Copy out everything from the line containing "multilevel-list-icon [425,61,440,73]" down to the line containing "underline-dropdown-icon[interactable]: ▾ [155,83,163,101]", changing every "style-name" to "style-label" and leaving the rest untouched.
--- start of PROVIDED DATA ---
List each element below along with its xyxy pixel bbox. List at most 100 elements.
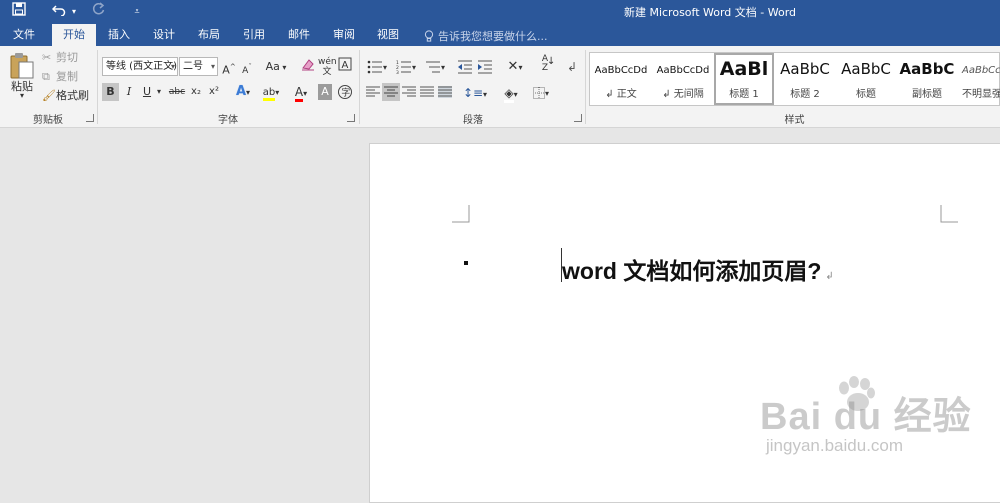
multilevel-list-icon [425,61,440,73]
svg-text:A: A [342,60,349,71]
tab-home[interactable]: 开始 [52,24,96,46]
svg-text:3: 3 [396,70,399,74]
align-right-icon[interactable] [400,83,418,101]
tab-insert[interactable]: 插入 [98,24,140,46]
multilevel-list-button[interactable]: ▾ [422,57,448,77]
distributed-icon[interactable] [436,83,454,101]
superscript-button[interactable]: x² [206,83,222,101]
style-heading-2[interactable]: AaBbC 标题 2 [774,53,836,105]
cut-button[interactable]: ✂ 剪切 [42,50,90,66]
bullets-button[interactable]: ▾ [364,57,390,77]
style-heading-1[interactable]: AaBl 标题 1 [714,53,774,105]
style-name: 不明显强 [962,89,1000,100]
chevron-down-icon: ▾ [210,62,215,71]
tab-file[interactable]: 文件 [0,24,48,46]
redo-icon[interactable] [90,2,108,22]
style-sample: AaBl [719,58,769,80]
change-case-icon: Aa [265,60,280,73]
font-name-select[interactable]: 等线 (西文正文) ▾ [102,57,178,76]
font-size-value: 二号 [183,61,203,72]
undo-icon[interactable] [50,2,68,22]
clear-formatting-icon[interactable] [300,57,316,77]
style-name: ↲ 无间隔 [662,89,704,100]
paste-button[interactable]: 粘贴 ▾ [6,50,38,100]
style-normal[interactable]: AaBbCcDd ↲ 正文 [590,53,652,105]
subscript-button[interactable]: x₂ [188,83,204,101]
chinese-layout-button[interactable]: ✕▾ [502,57,528,77]
grow-font-button[interactable]: A^ [222,57,236,77]
font-group-label: 字体 [218,115,238,126]
margin-corner-mark [452,205,470,223]
tab-view[interactable]: 视图 [366,24,410,46]
paragraph-mark-icon: ↲ [825,271,834,282]
decrease-indent-icon[interactable] [456,57,474,77]
undo-dropdown-icon[interactable]: ▾ [69,2,79,22]
tab-references[interactable]: 引用 [232,24,276,46]
style-name: 标题 2 [790,89,820,100]
style-subtle-emphasis[interactable]: AaBbCcI 不明显强 [958,53,1000,105]
enclose-char-circle-icon[interactable]: 字 [336,83,354,101]
numbering-button[interactable]: 1 2 3 ▾ [393,57,419,77]
paragraph-shading-button[interactable]: ◈▾ [498,83,524,103]
tab-design[interactable]: 设计 [142,24,186,46]
tell-me-box[interactable]: 告诉我您想要做什么... [424,28,548,44]
phonetic-guide-icon[interactable]: wén 文 [318,57,337,77]
style-sample: AaBbC [780,60,830,78]
paragraph-group-label: 段落 [463,115,483,126]
increase-indent-icon[interactable] [476,57,494,77]
underline-dropdown-icon[interactable]: ▾ [155,83,163,101]
highlighter-icon: ab [262,87,276,101]
font-size-select[interactable]: 二号 ▾ [179,57,218,76]
justify-icon[interactable] [418,83,436,101]
style-title[interactable]: AaBbC 标题 [836,53,896,105]
document-heading[interactable]: word 文档如何添加页眉? ↲ [562,252,834,286]
tell-me-placeholder: 告诉我您想要做什么... [438,30,548,43]
borders-button[interactable]: ▾ [528,83,554,101]
copy-button[interactable]: ⧉ 复制 [42,69,90,85]
highlight-button[interactable]: ab▾ [258,83,284,101]
svg-text:字: 字 [341,87,350,99]
tab-review[interactable]: 审阅 [322,24,366,46]
style-no-spacing[interactable]: AaBbCcDd ↲ 无间隔 [652,53,714,105]
bold-button[interactable]: B [102,83,119,101]
format-painter-button[interactable]: 🖌格式刷 [42,88,94,104]
copy-label: 复制 [56,70,78,83]
show-marks-icon[interactable]: ↲ [564,57,580,77]
character-shading-icon[interactable]: A [318,84,332,100]
ribbon-home: 粘贴 ▾ ✂ 剪切 ⧉ 复制 🖌格式刷 剪贴板 等线 (西文正文) ▾ 二号 ▾ A^ … [0,46,1000,128]
save-icon[interactable] [8,2,30,22]
text-effects-button[interactable]: A▾ [232,83,254,101]
document-page[interactable]: word 文档如何添加页眉? ↲ [369,143,1000,503]
tab-layout[interactable]: 布局 [188,24,230,46]
align-center-icon[interactable] [382,83,400,101]
chinese-layout-icon: ✕ [507,59,519,74]
copy-icon: ⧉ [42,70,50,83]
grow-font-icon: A [222,63,230,77]
style-name: ↲ 正文 [605,89,637,100]
chevron-down-icon: ▾ [170,62,175,71]
shrink-font-button[interactable]: Aˇ [240,57,254,77]
style-subtitle[interactable]: AaBbC 副标题 [896,53,958,105]
align-left-icon[interactable] [364,83,382,101]
font-launcher-icon[interactable] [347,114,355,122]
ribbon-tabs: 文件 开始 插入 设计 布局 引用 邮件 审阅 视图 告诉我您想要做什么... [0,24,1000,46]
watermark-logo: Bai du 经验 [760,396,972,438]
strikethrough-button[interactable]: abc [166,83,188,101]
customize-qat-icon[interactable]: ⩡ [130,2,144,22]
watermark-url: jingyan.baidu.com [766,436,904,455]
style-name: 标题 [856,89,876,100]
italic-button[interactable]: I [121,83,137,101]
text-effects-icon: A [235,84,247,99]
change-case-button[interactable]: Aa ▾ [262,57,290,77]
paragraph-launcher-icon[interactable] [574,114,582,122]
underline-button[interactable]: U [139,83,155,101]
tab-mailings[interactable]: 邮件 [278,24,320,46]
style-sample: AaBbCcI [962,65,1000,76]
clipboard-launcher-icon[interactable] [86,114,94,122]
paste-dropdown-icon: ▾ [19,91,24,100]
font-color-button[interactable]: A▾ [288,83,314,102]
styles-gallery: AaBbCcDd ↲ 正文 AaBbCcDd ↲ 无间隔 AaBl 标题 1 A… [589,52,1000,106]
sort-icon[interactable]: A Z ↓ [536,55,555,75]
enclose-characters-icon[interactable]: A [338,57,352,77]
line-spacing-button[interactable]: ↕≡▾ [462,83,488,101]
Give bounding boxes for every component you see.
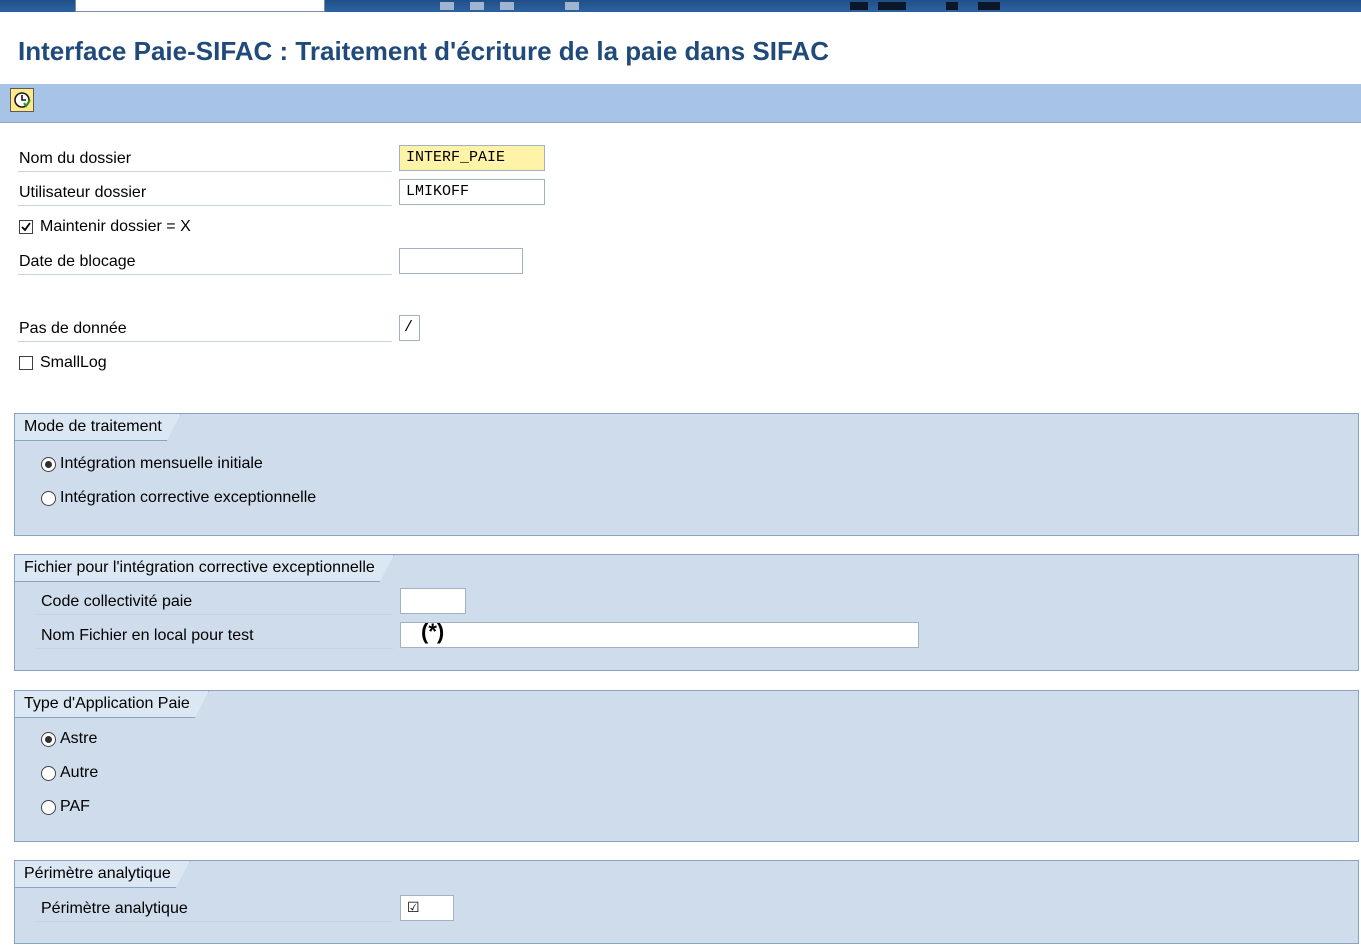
application-toolbar (0, 84, 1361, 123)
mode-traitement-title: Mode de traitement (15, 414, 181, 441)
type-astre-label: Astre (60, 730, 98, 747)
pas-donnee-input[interactable]: / (399, 315, 420, 341)
required-annotation: (*) (421, 619, 445, 644)
page-title: Interface Paie-SIFAC : Traitement d'écri… (18, 36, 829, 66)
execute-button[interactable] (10, 88, 34, 112)
checkmark-icon (21, 222, 31, 232)
code-collectivite-input[interactable] (400, 588, 466, 614)
row-divider (37, 614, 393, 615)
perimetre-input[interactable]: ☑ (400, 895, 454, 921)
row-divider (37, 921, 393, 922)
maintenir-checkbox[interactable] (19, 220, 33, 234)
toolbar-icon[interactable] (470, 2, 484, 10)
type-astre-radio[interactable] (41, 732, 56, 747)
row-divider (18, 341, 392, 342)
code-collectivite-label: Code collectivité paie (41, 593, 193, 610)
perimetre-title: Périmètre analytique (15, 861, 190, 888)
type-application-title: Type d'Application Paie (15, 691, 209, 718)
toolbar-icon[interactable] (850, 2, 868, 10)
toolbar-icon[interactable] (978, 2, 1000, 10)
selection-screen: Nom du dossier INTERF_PAIE Utilisateur d… (0, 123, 1361, 952)
execute-clock-icon (14, 92, 31, 108)
row-divider (18, 171, 392, 172)
mode-mensuelle-radio[interactable] (41, 457, 56, 472)
date-blocage-input[interactable] (399, 248, 523, 274)
nom-fichier-label: Nom Fichier en local pour test (41, 627, 254, 644)
type-autre-label: Autre (60, 764, 99, 781)
mode-mensuelle-label: Intégration mensuelle initiale (60, 455, 263, 472)
mode-corrective-radio[interactable] (41, 491, 56, 506)
utilisateur-label: Utilisateur dossier (19, 184, 147, 201)
fichier-frame: Fichier pour l'intégration corrective ex… (14, 554, 1359, 671)
date-blocage-label: Date de blocage (19, 253, 136, 270)
smalllog-checkbox[interactable] (19, 356, 33, 370)
perimetre-label: Périmètre analytique (41, 900, 188, 917)
pas-donnee-label: Pas de donnée (19, 320, 127, 337)
window-top-strip (0, 0, 1361, 12)
perimetre-frame: Périmètre analytique Périmètre analytiqu… (14, 860, 1359, 944)
toolbar-icon[interactable] (565, 2, 579, 10)
toolbar-icon[interactable] (946, 2, 958, 10)
command-field[interactable] (75, 0, 325, 12)
smalllog-label: SmallLog (40, 354, 107, 371)
type-application-frame: Type d'Application Paie Astre Autre PAF (14, 690, 1359, 842)
nom-dossier-input[interactable]: INTERF_PAIE (399, 145, 545, 171)
mode-traitement-frame: Mode de traitement Intégration mensuelle… (14, 413, 1359, 536)
mode-corrective-label: Intégration corrective exceptionnelle (60, 489, 317, 506)
utilisateur-input[interactable]: LMIKOFF (399, 179, 545, 205)
row-divider (18, 205, 392, 206)
fichier-title: Fichier pour l'intégration corrective ex… (15, 555, 394, 582)
toolbar-icon[interactable] (440, 2, 454, 10)
row-divider (18, 274, 392, 275)
toolbar-icon[interactable] (500, 2, 514, 10)
maintenir-label: Maintenir dossier = X (40, 218, 191, 235)
row-divider (37, 648, 393, 649)
type-autre-radio[interactable] (41, 766, 56, 781)
type-paf-radio[interactable] (41, 800, 56, 815)
nom-fichier-input[interactable] (400, 622, 919, 648)
toolbar-icon[interactable] (878, 2, 906, 10)
nom-dossier-label: Nom du dossier (19, 150, 132, 167)
type-paf-label: PAF (60, 798, 90, 815)
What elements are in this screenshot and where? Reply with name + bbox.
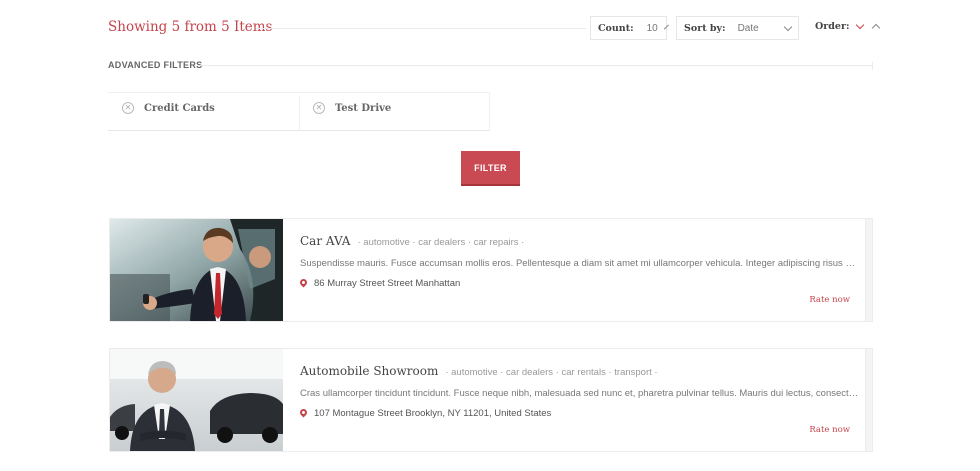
card-side-bar — [865, 219, 872, 321]
filters-divider-end — [872, 62, 873, 70]
order-ascending-icon[interactable] — [872, 23, 881, 33]
listing-card[interactable]: Automobile Showroom · automotive · car d… — [109, 348, 873, 452]
listing-categories: · automotive · car dealers · car repairs… — [357, 237, 525, 248]
listing-card[interactable]: Car AVA · automotive · car dealers · car… — [109, 218, 873, 322]
listing-title[interactable]: Car AVA — [300, 234, 350, 248]
listing-description: Suspendisse mauris. Fusce accumsan molli… — [300, 258, 860, 269]
chevron-down-icon — [663, 24, 669, 29]
listing-image[interactable] — [110, 219, 283, 321]
order-descending-icon[interactable] — [856, 20, 865, 29]
count-label: Count: — [598, 22, 634, 34]
count-value: 10 — [646, 22, 658, 34]
remove-filter-icon[interactable]: ✕ — [122, 102, 134, 114]
header-divider — [256, 28, 586, 29]
filter-chip-test-drive[interactable]: ✕ Test Drive — [313, 102, 391, 114]
listing-address: 86 Murray Street Street Manhattan — [298, 277, 461, 289]
sort-label: Sort by: — [684, 22, 726, 34]
rate-now-link[interactable]: Rate now — [809, 295, 850, 305]
map-pin-icon — [298, 277, 309, 288]
map-pin-icon — [298, 407, 309, 418]
listing-title-row: Car AVA · automotive · car dealers · car… — [300, 234, 524, 248]
order-label: Order: — [815, 21, 850, 32]
sort-value: Date — [737, 22, 759, 34]
listing-categories: · automotive · car dealers · car rentals… — [445, 367, 658, 378]
remove-filter-icon[interactable]: ✕ — [313, 102, 325, 114]
results-count-title: Showing 5 from 5 Items — [108, 19, 273, 35]
filter-button[interactable]: FILTER — [461, 151, 520, 186]
filters-divider — [200, 65, 873, 66]
listing-address-text: 107 Montague Street Brooklyn, NY 11201, … — [314, 408, 552, 419]
listing-description: Cras ullamcorper tincidunt tincidunt. Fu… — [300, 388, 860, 399]
filter-chip-label: Credit Cards — [144, 102, 215, 114]
count-select[interactable]: Count: 10 — [590, 16, 669, 40]
advanced-filters-title: ADVANCED FILTERS — [108, 60, 203, 70]
filter-chips-separator — [299, 96, 300, 130]
order-control: Order: — [815, 20, 881, 33]
rate-now-link[interactable]: Rate now — [809, 425, 850, 435]
chevron-down-icon — [783, 22, 793, 31]
card-side-bar — [865, 349, 872, 451]
listing-title[interactable]: Automobile Showroom — [300, 364, 438, 378]
listing-address: 107 Montague Street Brooklyn, NY 11201, … — [298, 407, 552, 419]
listing-image[interactable] — [110, 349, 283, 451]
filter-chip-label: Test Drive — [335, 102, 392, 114]
listing-title-row: Automobile Showroom · automotive · car d… — [300, 364, 658, 378]
listing-address-text: 86 Murray Street Street Manhattan — [314, 278, 461, 289]
filter-chip-credit-cards[interactable]: ✕ Credit Cards — [122, 102, 215, 114]
sort-select[interactable]: Sort by: Date — [676, 16, 799, 40]
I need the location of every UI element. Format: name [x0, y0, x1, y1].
--- end of PROVIDED DATA ---
- ANSWER IN FULL:
multilevel-list-icon [425,61,440,73]
svg-text:A: A [342,60,349,71]
tab-home[interactable]: 开始 [52,24,96,46]
svg-text:3: 3 [396,70,399,74]
align-right-icon[interactable] [400,83,418,101]
tab-insert[interactable]: 插入 [98,24,140,46]
multilevel-list-button[interactable]: ▾ [422,57,448,77]
distributed-icon[interactable] [436,83,454,101]
superscript-button[interactable]: x² [206,83,222,101]
style-heading-2[interactable]: AaBbC 标题 2 [774,53,836,105]
cut-button[interactable]: ✂ 剪切 [42,50,90,66]
bullets-button[interactable]: ▾ [364,57,390,77]
style-heading-1[interactable]: AaBl 标题 1 [714,53,774,105]
style-label: 不明显强 [962,89,1000,100]
chevron-down-icon: ▾ [210,62,215,71]
tab-file[interactable]: 文件 [0,24,48,46]
redo-icon[interactable] [90,2,108,22]
style-sample: AaBl [719,58,769,80]
change-case-icon: Aa [265,60,280,73]
font-name-select[interactable]: 等线 (西文正文) ▾ [102,57,178,76]
font-size-value: 二号 [183,61,203,72]
undo-icon[interactable] [50,2,68,22]
clear-formatting-icon[interactable] [300,57,316,77]
style-label: ↲ 无间隔 [662,89,704,100]
paste-button[interactable]: 粘贴 ▾ [6,50,38,100]
style-normal[interactable]: AaBbCcDd ↲ 正文 [590,53,652,105]
subscript-button[interactable]: x₂ [188,83,204,101]
chinese-layout-button[interactable]: ✕▾ [502,57,528,77]
grow-font-button[interactable]: A^ [222,57,236,77]
font-group-label: 字体 [218,115,238,126]
margin-corner-mark [452,205,470,223]
tab-view[interactable]: 视图 [366,24,410,46]
paragraph-mark-icon: ↲ [825,271,834,282]
decrease-indent-icon[interactable] [456,57,474,77]
undo-dropdown-icon[interactable]: ▾ [69,2,79,22]
tab-references[interactable]: 引用 [232,24,276,46]
style-label: 标题 2 [790,89,820,100]
style-subtle-emphasis[interactable]: AaBbCcI 不明显强 [958,53,1000,105]
enclose-char-circle-icon[interactable]: 字 [336,83,354,101]
numbering-button[interactable]: 1 2 3 ▾ [393,57,419,77]
paragraph-shading-button[interactable]: ◈▾ [498,83,524,103]
tab-design[interactable]: 设计 [142,24,186,46]
tell-me-box[interactable]: 告诉我您想要做什么... [424,28,548,44]
phonetic-guide-icon[interactable]: wén 文 [318,57,337,77]
style-sample: AaBbC [780,60,830,78]
paragraph-group-label: 段落 [463,115,483,126]
increase-indent-icon[interactable] [476,57,494,77]
underline-dropdown-icon[interactable]: ▾ [155,83,163,101]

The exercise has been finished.